** begin **

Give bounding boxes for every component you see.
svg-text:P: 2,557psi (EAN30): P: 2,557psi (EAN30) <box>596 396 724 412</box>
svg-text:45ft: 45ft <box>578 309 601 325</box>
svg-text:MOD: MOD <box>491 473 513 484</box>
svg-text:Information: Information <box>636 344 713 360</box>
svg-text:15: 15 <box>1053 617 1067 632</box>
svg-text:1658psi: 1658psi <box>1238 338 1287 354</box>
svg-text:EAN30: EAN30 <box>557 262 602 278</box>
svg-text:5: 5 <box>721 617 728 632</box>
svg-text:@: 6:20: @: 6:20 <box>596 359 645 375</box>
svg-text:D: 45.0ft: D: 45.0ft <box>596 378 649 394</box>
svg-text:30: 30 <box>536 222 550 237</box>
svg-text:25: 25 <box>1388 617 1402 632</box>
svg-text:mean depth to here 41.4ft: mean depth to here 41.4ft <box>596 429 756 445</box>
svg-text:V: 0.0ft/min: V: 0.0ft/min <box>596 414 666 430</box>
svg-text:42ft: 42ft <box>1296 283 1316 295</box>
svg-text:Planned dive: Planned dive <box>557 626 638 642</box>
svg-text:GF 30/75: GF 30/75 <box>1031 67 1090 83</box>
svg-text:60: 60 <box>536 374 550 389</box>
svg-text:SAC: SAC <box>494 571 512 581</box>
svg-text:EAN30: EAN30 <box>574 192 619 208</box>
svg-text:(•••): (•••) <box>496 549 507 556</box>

** end **

Requirements. Give the lines of the listing above as a numbered list, omitting any blank lines.

Output.
1. Give bounding boxes for every component you see.
2. svg-text:P: 2,557psi (EAN30): P: 2,557psi (EAN30) <box>596 396 724 412</box>
3. svg-text:45ft: 45ft <box>578 309 601 325</box>
4. svg-text:MOD: MOD <box>491 473 513 484</box>
5. svg-text:Information: Information <box>636 344 713 360</box>
6. svg-text:15: 15 <box>1053 617 1067 632</box>
7. svg-text:1658psi: 1658psi <box>1238 338 1287 354</box>
8. svg-text:EAN30: EAN30 <box>557 262 602 278</box>
9. svg-text:5: 5 <box>721 617 728 632</box>
10. svg-text:@: 6:20: @: 6:20 <box>596 359 645 375</box>
11. svg-text:D: 45.0ft: D: 45.0ft <box>596 378 649 394</box>
12. svg-text:30: 30 <box>536 222 550 237</box>
13. svg-text:25: 25 <box>1388 617 1402 632</box>
14. svg-text:mean depth to here 41.4ft: mean depth to here 41.4ft <box>596 429 756 445</box>
15. svg-text:V: 0.0ft/min: V: 0.0ft/min <box>596 414 666 430</box>
16. svg-text:42ft: 42ft <box>1296 283 1316 295</box>
17. svg-text:Planned dive: Planned dive <box>557 626 638 642</box>
18. svg-text:GF 30/75: GF 30/75 <box>1031 67 1090 83</box>
19. svg-text:60: 60 <box>536 374 550 389</box>
20. svg-text:SAC: SAC <box>494 571 512 581</box>
21. svg-text:EAN30: EAN30 <box>574 192 619 208</box>
22. svg-text:(•••): (•••) <box>496 549 507 556</box>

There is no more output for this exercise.